*READING PASSAGE:*

Jack Nomani Tiki Vare (born 14 February 1986) is a Papua New Guinean cricketer.  Vare is a right-handed batsman who fields as a wicket-keeper.

Having played age group cricket for Papua New Guinea Under-19s in the 2004 Under-19 World Cup, he proceeded to be selected as a part of the Papua New Guinea squad for the 2011 World Cricket League Division Three, where he played 6 matches, helping them earn promotion to 2011 World Cricket League Division Two.  It was in this competition that he made his List A debut against Bermuda.  He played a further 5 List A matches in the competition, the last coming against Hong Kong.  In his 6 matches in the competition, he scored 81 runs at a batting average of 13.50, with a high score of 28.  Behind the stumps he took 9 catches.

*ITEMS:*
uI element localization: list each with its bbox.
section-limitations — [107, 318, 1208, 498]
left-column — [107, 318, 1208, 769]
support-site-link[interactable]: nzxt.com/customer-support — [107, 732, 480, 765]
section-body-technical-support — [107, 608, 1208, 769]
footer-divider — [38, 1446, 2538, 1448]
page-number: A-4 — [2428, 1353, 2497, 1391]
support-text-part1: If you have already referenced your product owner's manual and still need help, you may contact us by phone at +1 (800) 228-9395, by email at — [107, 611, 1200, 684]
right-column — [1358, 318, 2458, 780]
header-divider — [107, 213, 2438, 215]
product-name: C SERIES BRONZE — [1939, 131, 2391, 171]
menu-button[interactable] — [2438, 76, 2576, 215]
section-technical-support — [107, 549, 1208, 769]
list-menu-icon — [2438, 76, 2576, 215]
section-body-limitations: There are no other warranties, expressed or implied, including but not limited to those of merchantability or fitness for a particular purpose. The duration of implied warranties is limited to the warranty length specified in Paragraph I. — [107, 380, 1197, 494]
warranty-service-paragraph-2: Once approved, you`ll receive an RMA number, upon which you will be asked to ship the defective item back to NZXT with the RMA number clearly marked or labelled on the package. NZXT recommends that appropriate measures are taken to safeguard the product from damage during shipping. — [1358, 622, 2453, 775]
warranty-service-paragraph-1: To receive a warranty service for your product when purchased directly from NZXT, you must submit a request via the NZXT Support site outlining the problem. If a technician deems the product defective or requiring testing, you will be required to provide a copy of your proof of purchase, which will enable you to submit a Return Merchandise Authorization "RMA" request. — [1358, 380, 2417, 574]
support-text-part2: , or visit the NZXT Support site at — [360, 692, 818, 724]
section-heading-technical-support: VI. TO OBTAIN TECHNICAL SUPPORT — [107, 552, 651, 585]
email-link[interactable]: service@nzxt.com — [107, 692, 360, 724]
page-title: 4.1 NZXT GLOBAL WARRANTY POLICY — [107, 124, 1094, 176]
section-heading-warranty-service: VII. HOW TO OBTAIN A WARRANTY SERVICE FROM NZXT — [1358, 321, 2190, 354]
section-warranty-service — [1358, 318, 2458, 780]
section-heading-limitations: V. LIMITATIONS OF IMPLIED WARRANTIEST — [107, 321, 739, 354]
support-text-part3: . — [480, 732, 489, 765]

*TO DO:* Could you repeat the passage on the cricketer Jack Vare word for word?

*FULL SOLUTION:*
Jack Nomani Tiki Vare (born 14 February 1986) is a Papua New Guinean cricketer.  Vare is a right-handed batsman who fields as a wicket-keeper.

Having played age group cricket for Papua New Guinea Under-19s in the 2004 Under-19 World Cup, he proceeded to be selected as a part of the Papua New Guinea squad for the 2011 World Cricket League Division Three, where he played 6 matches, helping them earn promotion to 2011 World Cricket League Division Two.  It was in this competition that he made his List A debut against Bermuda.  He played a further 5 List A matches in the competition, the last coming against Hong Kong.  In his 6 matches in the competition, he scored 81 runs at a batting average of 13.50, with a high score of 28.  Behind the stumps he took 9 catches.